MATERIAL SHOWN -
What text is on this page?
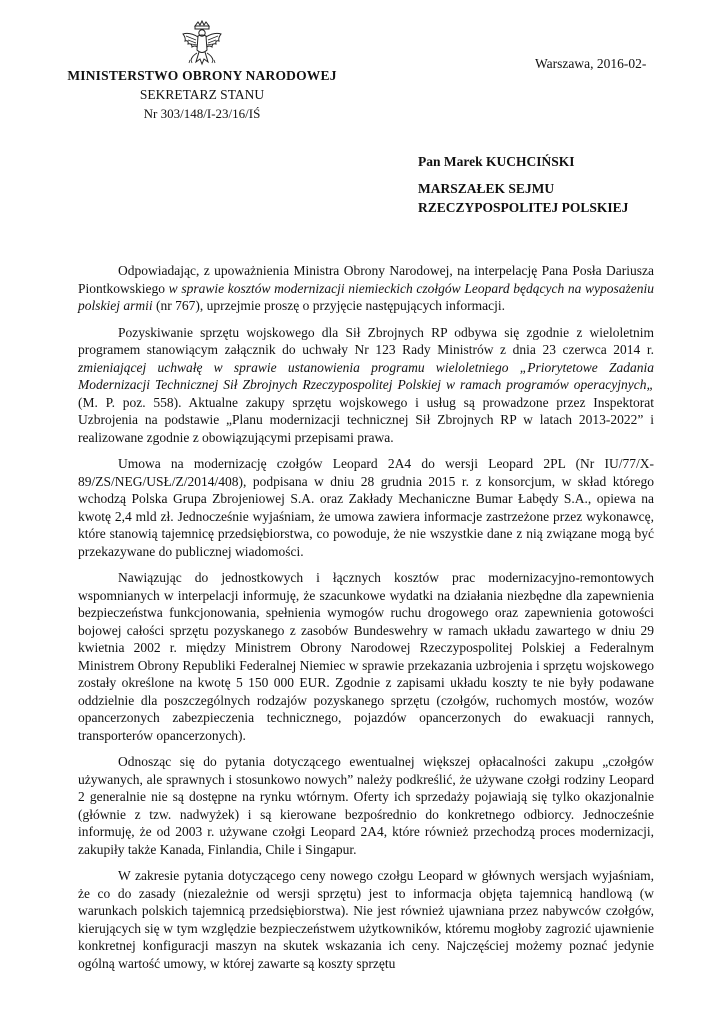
Warszawa, 2016-02-
MINISTERSTWO OBRONY NARODOWEJ
SEKRETARZ STANU
Nr 303/148/I-23/16/IŚ
Pan Marek KUCHCIŃSKI
MARSZAŁEK SEJMU
RZECZYPOSPOLITEJ POLSKIEJ

Odpowiadając, z upoważnienia Ministra Obrony Narodowej, na interpelację Pana Posła Dariusza Piontkowskiego w sprawie kosztów modernizacji niemieckich czołgów Leopard będących na wyposażeniu polskiej armii (nr 767), uprzejmie proszę o przyjęcie następujących informacji.

Pozyskiwanie sprzętu wojskowego dla Sił Zbrojnych RP odbywa się zgodnie z wieloletnim programem stanowiącym załącznik do uchwały Nr 123 Rady Ministrów z dnia 23 czerwca 2014 r. zmieniającej uchwałę w sprawie ustanowienia programu wieloletniego „Priorytetowe Zadania Modernizacji Technicznej Sił Zbrojnych Rzeczypospolitej Polskiej w ramach programów operacyjnych„ (M. P. poz. 558). Aktualne zakupy sprzętu wojskowego i usług są prowadzone przez Inspektorat Uzbrojenia na podstawie „Planu modernizacji technicznej Sił Zbrojnych RP w latach 2013-2022” i realizowane zgodnie z obowiązującymi przepisami prawa.

Umowa na modernizację czołgów Leopard 2A4 do wersji Leopard 2PL (Nr IU/77/X-89/ZS/NEG/USŁ/Z/2014/408), podpisana w dniu 28 grudnia 2015 r. z konsorcjum, w skład którego wchodzą Polska Grupa Zbrojeniowej S.A. oraz Zakłady Mechaniczne Bumar Łabędy S.A., opiewa na kwotę 2,4 mld zł. Jednocześnie wyjaśniam, że umowa zawiera informacje zastrzeżone przez wykonawcę, które stanowią tajemnicę przedsiębiorstwa, co powoduje, że nie wszystkie dane z nią związane mogą być przekazywane do publicznej wiadomości.

Nawiązując do jednostkowych i łącznych kosztów prac modernizacyjno-remontowych wspomnianych w interpelacji informuję, że szacunkowe wydatki na działania niezbędne dla zapewnienia bezpieczeństwa funkcjonowania, spełnienia wymogów ruchu drogowego oraz zapewnienia gotowości bojowej całości sprzętu pozyskanego z zasobów Bundeswehry w ramach układu zawartego w dniu 29 kwietnia 2002 r. między Ministrem Obrony Narodowej Rzeczypospolitej Polskiej a Federalnym Ministrem Obrony Republiki Federalnej Niemiec w sprawie przekazania uzbrojenia i sprzętu wojskowego zostały określone na kwotę 5 150 000 EUR. Zgodnie z zapisami układu koszty te nie były podawane oddzielnie dla poszczególnych rodzajów pozyskanego sprzętu (czołgów, ruchomych mostów, wozów opancerzonych zabezpieczenia technicznego, pojazdów opancerzonych do ewakuacji rannych, transporterów opancerzonych).

Odnosząc się do pytania dotyczącego ewentualnej większej opłacalności zakupu „czołgów używanych, ale sprawnych i stosunkowo nowych” należy podkreślić, że używane czołgi rodziny Leopard 2 generalnie nie są dostępne na rynku wtórnym. Oferty ich sprzedaży pojawiają się tylko okazjonalnie (głównie z tzw. nadwyżek) i są kierowane bezpośrednio do konkretnego odbiorcy. Jednocześnie informuję, że od 2003 r. używane czołgi Leopard 2A4, które również przechodzą proces modernizacji, zakupiły także Kanada, Finlandia, Chile i Singapur.

W zakresie pytania dotyczącego ceny nowego czołgu Leopard w głównych wersjach wyjaśniam, że co do zasady (niezależnie od wersji sprzętu) jest to informacja objęta tajemnicą handlową (w warunkach polskich tajemnicą przedsiębiorstwa). Nie jest również ujawniana przez nabywców czołgów, kierujących się w tym względzie bezpieczeństwem użytkowników, któremu mogłoby zagrozić ujawnienie konkretnej konfiguracji maszyn na skutek wskazania ich ceny. Najczęściej możemy poznać jedynie ogólną wartość umowy, w której zawarte są koszty sprzętu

WHAT IS REQUIRED - Each entry must be retyped word for word, with every image omitted.

FINAL ANSWER -
What text is on this page?
Warszawa, 2016-02-
MINISTERSTWO OBRONY NARODOWEJ
SEKRETARZ STANU
Nr 303/148/I-23/16/IŚ
Pan Marek KUCHCIŃSKI
MARSZAŁEK SEJMU
RZECZYPOSPOLITEJ POLSKIEJ

Odpowiadając, z upoważnienia Ministra Obrony Narodowej, na interpelację Pana Posła Dariusza Piontkowskiego w sprawie kosztów modernizacji niemieckich czołgów Leopard będących na wyposażeniu polskiej armii (nr 767), uprzejmie proszę o przyjęcie następujących informacji.

Pozyskiwanie sprzętu wojskowego dla Sił Zbrojnych RP odbywa się zgodnie z wieloletnim programem stanowiącym załącznik do uchwały Nr 123 Rady Ministrów z dnia 23 czerwca 2014 r. zmieniającej uchwałę w sprawie ustanowienia programu wieloletniego „Priorytetowe Zadania Modernizacji Technicznej Sił Zbrojnych Rzeczypospolitej Polskiej w ramach programów operacyjnych„ (M. P. poz. 558). Aktualne zakupy sprzętu wojskowego i usług są prowadzone przez Inspektorat Uzbrojenia na podstawie „Planu modernizacji technicznej Sił Zbrojnych RP w latach 2013-2022” i realizowane zgodnie z obowiązującymi przepisami prawa.

Umowa na modernizację czołgów Leopard 2A4 do wersji Leopard 2PL (Nr IU/77/X-89/ZS/NEG/USŁ/Z/2014/408), podpisana w dniu 28 grudnia 2015 r. z konsorcjum, w skład którego wchodzą Polska Grupa Zbrojeniowej S.A. oraz Zakłady Mechaniczne Bumar Łabędy S.A., opiewa na kwotę 2,4 mld zł. Jednocześnie wyjaśniam, że umowa zawiera informacje zastrzeżone przez wykonawcę, które stanowią tajemnicę przedsiębiorstwa, co powoduje, że nie wszystkie dane z nią związane mogą być przekazywane do publicznej wiadomości.

Nawiązując do jednostkowych i łącznych kosztów prac modernizacyjno-remontowych wspomnianych w interpelacji informuję, że szacunkowe wydatki na działania niezbędne dla zapewnienia bezpieczeństwa funkcjonowania, spełnienia wymogów ruchu drogowego oraz zapewnienia gotowości bojowej całości sprzętu pozyskanego z zasobów Bundeswehry w ramach układu zawartego w dniu 29 kwietnia 2002 r. między Ministrem Obrony Narodowej Rzeczypospolitej Polskiej a Federalnym Ministrem Obrony Republiki Federalnej Niemiec w sprawie przekazania uzbrojenia i sprzętu wojskowego zostały określone na kwotę 5 150 000 EUR. Zgodnie z zapisami układu koszty te nie były podawane oddzielnie dla poszczególnych rodzajów pozyskanego sprzętu (czołgów, ruchomych mostów, wozów opancerzonych zabezpieczenia technicznego, pojazdów opancerzonych do ewakuacji rannych, transporterów opancerzonych).

Odnosząc się do pytania dotyczącego ewentualnej większej opłacalności zakupu „czołgów używanych, ale sprawnych i stosunkowo nowych” należy podkreślić, że używane czołgi rodziny Leopard 2 generalnie nie są dostępne na rynku wtórnym. Oferty ich sprzedaży pojawiają się tylko okazjonalnie (głównie z tzw. nadwyżek) i są kierowane bezpośrednio do konkretnego odbiorcy. Jednocześnie informuję, że od 2003 r. używane czołgi Leopard 2A4, które również przechodzą proces modernizacji, zakupiły także Kanada, Finlandia, Chile i Singapur.

W zakresie pytania dotyczącego ceny nowego czołgu Leopard w głównych wersjach wyjaśniam, że co do zasady (niezależnie od wersji sprzętu) jest to informacja objęta tajemnicą handlową (w warunkach polskich tajemnicą przedsiębiorstwa). Nie jest również ujawniana przez nabywców czołgów, kierujących się w tym względzie bezpieczeństwem użytkowników, któremu mogłoby zagrozić ujawnienie konkretnej konfiguracji maszyn na skutek wskazania ich ceny. Najczęściej możemy poznać jedynie ogólną wartość umowy, w której zawarte są koszty sprzętu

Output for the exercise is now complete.